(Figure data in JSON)

[Begin]

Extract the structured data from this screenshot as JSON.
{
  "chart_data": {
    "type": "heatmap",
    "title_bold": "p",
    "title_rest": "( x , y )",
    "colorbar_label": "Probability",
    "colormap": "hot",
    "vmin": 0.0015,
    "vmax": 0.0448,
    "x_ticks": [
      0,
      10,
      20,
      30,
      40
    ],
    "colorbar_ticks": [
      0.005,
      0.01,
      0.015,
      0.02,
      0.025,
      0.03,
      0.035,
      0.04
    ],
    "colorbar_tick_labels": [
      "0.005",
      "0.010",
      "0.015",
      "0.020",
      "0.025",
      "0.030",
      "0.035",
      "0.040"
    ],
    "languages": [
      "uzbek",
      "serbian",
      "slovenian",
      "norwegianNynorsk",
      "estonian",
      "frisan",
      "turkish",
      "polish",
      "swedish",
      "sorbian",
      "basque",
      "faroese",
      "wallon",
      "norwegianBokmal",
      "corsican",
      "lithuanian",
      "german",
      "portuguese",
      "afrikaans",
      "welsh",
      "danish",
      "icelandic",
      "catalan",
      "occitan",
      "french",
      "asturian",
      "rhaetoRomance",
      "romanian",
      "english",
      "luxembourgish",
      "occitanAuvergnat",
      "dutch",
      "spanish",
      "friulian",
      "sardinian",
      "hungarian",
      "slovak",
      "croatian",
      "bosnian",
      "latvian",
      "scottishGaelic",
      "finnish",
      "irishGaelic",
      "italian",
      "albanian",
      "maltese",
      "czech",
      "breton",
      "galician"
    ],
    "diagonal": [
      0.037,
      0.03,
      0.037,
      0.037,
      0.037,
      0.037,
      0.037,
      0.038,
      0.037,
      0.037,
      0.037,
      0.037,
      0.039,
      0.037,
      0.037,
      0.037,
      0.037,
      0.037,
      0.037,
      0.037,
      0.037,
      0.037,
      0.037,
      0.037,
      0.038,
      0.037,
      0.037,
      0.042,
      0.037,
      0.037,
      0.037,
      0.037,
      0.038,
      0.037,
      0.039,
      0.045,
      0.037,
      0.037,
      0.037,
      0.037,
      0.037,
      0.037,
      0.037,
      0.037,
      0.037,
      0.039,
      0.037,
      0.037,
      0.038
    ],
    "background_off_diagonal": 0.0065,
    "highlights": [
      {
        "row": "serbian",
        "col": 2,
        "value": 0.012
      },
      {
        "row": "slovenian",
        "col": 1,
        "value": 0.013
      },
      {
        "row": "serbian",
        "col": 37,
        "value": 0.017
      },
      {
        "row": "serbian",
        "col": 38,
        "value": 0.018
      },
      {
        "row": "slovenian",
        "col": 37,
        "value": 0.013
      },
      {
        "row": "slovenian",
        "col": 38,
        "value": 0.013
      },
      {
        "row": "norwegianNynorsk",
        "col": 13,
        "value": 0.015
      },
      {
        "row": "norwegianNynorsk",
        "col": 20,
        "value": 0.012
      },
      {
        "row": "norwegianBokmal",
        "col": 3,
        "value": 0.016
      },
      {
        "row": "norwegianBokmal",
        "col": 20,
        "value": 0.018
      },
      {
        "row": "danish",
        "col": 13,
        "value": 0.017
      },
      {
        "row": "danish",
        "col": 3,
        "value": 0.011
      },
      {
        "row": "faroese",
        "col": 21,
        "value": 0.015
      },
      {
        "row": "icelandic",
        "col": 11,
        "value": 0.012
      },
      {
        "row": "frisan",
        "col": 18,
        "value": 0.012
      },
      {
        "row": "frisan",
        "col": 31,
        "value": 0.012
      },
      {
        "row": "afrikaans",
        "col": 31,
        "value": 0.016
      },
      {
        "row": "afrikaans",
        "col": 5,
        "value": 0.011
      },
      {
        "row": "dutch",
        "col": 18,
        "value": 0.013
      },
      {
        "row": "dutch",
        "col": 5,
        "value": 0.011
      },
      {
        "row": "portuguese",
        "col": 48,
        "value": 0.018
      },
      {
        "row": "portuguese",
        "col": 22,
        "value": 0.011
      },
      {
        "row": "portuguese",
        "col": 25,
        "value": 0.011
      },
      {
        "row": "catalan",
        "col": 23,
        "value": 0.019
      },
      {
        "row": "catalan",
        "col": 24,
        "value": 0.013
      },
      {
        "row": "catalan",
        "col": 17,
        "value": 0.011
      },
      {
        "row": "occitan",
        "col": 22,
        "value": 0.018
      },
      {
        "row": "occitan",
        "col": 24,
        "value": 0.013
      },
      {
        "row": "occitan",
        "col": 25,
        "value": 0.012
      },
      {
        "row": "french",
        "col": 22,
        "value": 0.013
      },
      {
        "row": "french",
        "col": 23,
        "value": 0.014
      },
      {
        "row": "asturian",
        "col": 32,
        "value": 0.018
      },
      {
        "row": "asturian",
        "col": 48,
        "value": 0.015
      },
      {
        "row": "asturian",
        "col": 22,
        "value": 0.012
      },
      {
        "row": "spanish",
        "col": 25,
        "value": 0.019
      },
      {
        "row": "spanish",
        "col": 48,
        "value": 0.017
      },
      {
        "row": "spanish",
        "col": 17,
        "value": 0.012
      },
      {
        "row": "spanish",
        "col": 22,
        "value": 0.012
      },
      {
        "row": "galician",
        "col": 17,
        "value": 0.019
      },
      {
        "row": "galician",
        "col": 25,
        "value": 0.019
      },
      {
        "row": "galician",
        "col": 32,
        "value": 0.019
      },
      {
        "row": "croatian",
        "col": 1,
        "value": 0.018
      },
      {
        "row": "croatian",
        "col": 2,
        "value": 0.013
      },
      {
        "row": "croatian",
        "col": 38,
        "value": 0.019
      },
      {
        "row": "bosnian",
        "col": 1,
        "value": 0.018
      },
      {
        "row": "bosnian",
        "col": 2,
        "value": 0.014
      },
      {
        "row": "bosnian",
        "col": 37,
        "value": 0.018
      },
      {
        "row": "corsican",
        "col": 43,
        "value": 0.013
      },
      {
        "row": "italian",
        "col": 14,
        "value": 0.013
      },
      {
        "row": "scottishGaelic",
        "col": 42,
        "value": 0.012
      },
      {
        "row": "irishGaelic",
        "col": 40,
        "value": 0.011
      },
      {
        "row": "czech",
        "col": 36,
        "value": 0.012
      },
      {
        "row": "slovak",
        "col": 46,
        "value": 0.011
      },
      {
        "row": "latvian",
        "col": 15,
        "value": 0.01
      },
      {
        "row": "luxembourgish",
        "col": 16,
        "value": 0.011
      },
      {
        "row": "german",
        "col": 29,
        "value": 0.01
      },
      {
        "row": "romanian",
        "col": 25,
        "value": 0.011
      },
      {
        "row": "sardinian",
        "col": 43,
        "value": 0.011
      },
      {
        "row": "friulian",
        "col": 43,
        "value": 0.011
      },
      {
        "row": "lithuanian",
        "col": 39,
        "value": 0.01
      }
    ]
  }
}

[End]

AIM: Copy all the records above precisely.

OUTPUT BELOW:
Extract the structured data from this screenshot as JSON.
{
  "chart_data": {
    "type": "heatmap",
    "title_bold": "p",
    "title_rest": "( x , y )",
    "colorbar_label": "Probability",
    "colormap": "hot",
    "vmin": 0.0015,
    "vmax": 0.0448,
    "x_ticks": [
      0,
      10,
      20,
      30,
      40
    ],
    "colorbar_ticks": [
      0.005,
      0.01,
      0.015,
      0.02,
      0.025,
      0.03,
      0.035,
      0.04
    ],
    "colorbar_tick_labels": [
      "0.005",
      "0.010",
      "0.015",
      "0.020",
      "0.025",
      "0.030",
      "0.035",
      "0.040"
    ],
    "languages": [
      "uzbek",
      "serbian",
      "slovenian",
      "norwegianNynorsk",
      "estonian",
      "frisan",
      "turkish",
      "polish",
      "swedish",
      "sorbian",
      "basque",
      "faroese",
      "wallon",
      "norwegianBokmal",
      "corsican",
      "lithuanian",
      "german",
      "portuguese",
      "afrikaans",
      "welsh",
      "danish",
      "icelandic",
      "catalan",
      "occitan",
      "french",
      "asturian",
      "rhaetoRomance",
      "romanian",
      "english",
      "luxembourgish",
      "occitanAuvergnat",
      "dutch",
      "spanish",
      "friulian",
      "sardinian",
      "hungarian",
      "slovak",
      "croatian",
      "bosnian",
      "latvian",
      "scottishGaelic",
      "finnish",
      "irishGaelic",
      "italian",
      "albanian",
      "maltese",
      "czech",
      "breton",
      "galician"
    ],
    "diagonal": [
      0.037,
      0.03,
      0.037,
      0.037,
      0.037,
      0.037,
      0.037,
      0.038,
      0.037,
      0.037,
      0.037,
      0.037,
      0.039,
      0.037,
      0.037,
      0.037,
      0.037,
      0.037,
      0.037,
      0.037,
      0.037,
      0.037,
      0.037,
      0.037,
      0.038,
      0.037,
      0.037,
      0.042,
      0.037,
      0.037,
      0.037,
      0.037,
      0.038,
      0.037,
      0.039,
      0.045,
      0.037,
      0.037,
      0.037,
      0.037,
      0.037,
      0.037,
      0.037,
      0.037,
      0.037,
      0.039,
      0.037,
      0.037,
      0.038
    ],
    "background_off_diagonal": 0.0065,
    "highlights": [
      {
        "row": "serbian",
        "col": 2,
        "value": 0.012
      },
      {
        "row": "slovenian",
        "col": 1,
        "value": 0.013
      },
      {
        "row": "serbian",
        "col": 37,
        "value": 0.017
      },
      {
        "row": "serbian",
        "col": 38,
        "value": 0.018
      },
      {
        "row": "slovenian",
        "col": 37,
        "value": 0.013
      },
      {
        "row": "slovenian",
        "col": 38,
        "value": 0.013
      },
      {
        "row": "norwegianNynorsk",
        "col": 13,
        "value": 0.015
      },
      {
        "row": "norwegianNynorsk",
        "col": 20,
        "value": 0.012
      },
      {
        "row": "norwegianBokmal",
        "col": 3,
        "value": 0.016
      },
      {
        "row": "norwegianBokmal",
        "col": 20,
        "value": 0.018
      },
      {
        "row": "danish",
        "col": 13,
        "value": 0.017
      },
      {
        "row": "danish",
        "col": 3,
        "value": 0.011
      },
      {
        "row": "faroese",
        "col": 21,
        "value": 0.015
      },
      {
        "row": "icelandic",
        "col": 11,
        "value": 0.012
      },
      {
        "row": "frisan",
        "col": 18,
        "value": 0.012
      },
      {
        "row": "frisan",
        "col": 31,
        "value": 0.012
      },
      {
        "row": "afrikaans",
        "col": 31,
        "value": 0.016
      },
      {
        "row": "afrikaans",
        "col": 5,
        "value": 0.011
      },
      {
        "row": "dutch",
        "col": 18,
        "value": 0.013
      },
      {
        "row": "dutch",
        "col": 5,
        "value": 0.011
      },
      {
        "row": "portuguese",
        "col": 48,
        "value": 0.018
      },
      {
        "row": "portuguese",
        "col": 22,
        "value": 0.011
      },
      {
        "row": "portuguese",
        "col": 25,
        "value": 0.011
      },
      {
        "row": "catalan",
        "col": 23,
        "value": 0.019
      },
      {
        "row": "catalan",
        "col": 24,
        "value": 0.013
      },
      {
        "row": "catalan",
        "col": 17,
        "value": 0.011
      },
      {
        "row": "occitan",
        "col": 22,
        "value": 0.018
      },
      {
        "row": "occitan",
        "col": 24,
        "value": 0.013
      },
      {
        "row": "occitan",
        "col": 25,
        "value": 0.012
      },
      {
        "row": "french",
        "col": 22,
        "value": 0.013
      },
      {
        "row": "french",
        "col": 23,
        "value": 0.014
      },
      {
        "row": "asturian",
        "col": 32,
        "value": 0.018
      },
      {
        "row": "asturian",
        "col": 48,
        "value": 0.015
      },
      {
        "row": "asturian",
        "col": 22,
        "value": 0.012
      },
      {
        "row": "spanish",
        "col": 25,
        "value": 0.019
      },
      {
        "row": "spanish",
        "col": 48,
        "value": 0.017
      },
      {
        "row": "spanish",
        "col": 17,
        "value": 0.012
      },
      {
        "row": "spanish",
        "col": 22,
        "value": 0.012
      },
      {
        "row": "galician",
        "col": 17,
        "value": 0.019
      },
      {
        "row": "galician",
        "col": 25,
        "value": 0.019
      },
      {
        "row": "galician",
        "col": 32,
        "value": 0.019
      },
      {
        "row": "croatian",
        "col": 1,
        "value": 0.018
      },
      {
        "row": "croatian",
        "col": 2,
        "value": 0.013
      },
      {
        "row": "croatian",
        "col": 38,
        "value": 0.019
      },
      {
        "row": "bosnian",
        "col": 1,
        "value": 0.018
      },
      {
        "row": "bosnian",
        "col": 2,
        "value": 0.014
      },
      {
        "row": "bosnian",
        "col": 37,
        "value": 0.018
      },
      {
        "row": "corsican",
        "col": 43,
        "value": 0.013
      },
      {
        "row": "italian",
        "col": 14,
        "value": 0.013
      },
      {
        "row": "scottishGaelic",
        "col": 42,
        "value": 0.012
      },
      {
        "row": "irishGaelic",
        "col": 40,
        "value": 0.011
      },
      {
        "row": "czech",
        "col": 36,
        "value": 0.012
      },
      {
        "row": "slovak",
        "col": 46,
        "value": 0.011
      },
      {
        "row": "latvian",
        "col": 15,
        "value": 0.01
      },
      {
        "row": "luxembourgish",
        "col": 16,
        "value": 0.011
      },
      {
        "row": "german",
        "col": 29,
        "value": 0.01
      },
      {
        "row": "romanian",
        "col": 25,
        "value": 0.011
      },
      {
        "row": "sardinian",
        "col": 43,
        "value": 0.011
      },
      {
        "row": "friulian",
        "col": 43,
        "value": 0.011
      },
      {
        "row": "lithuanian",
        "col": 39,
        "value": 0.01
      }
    ]
  }
}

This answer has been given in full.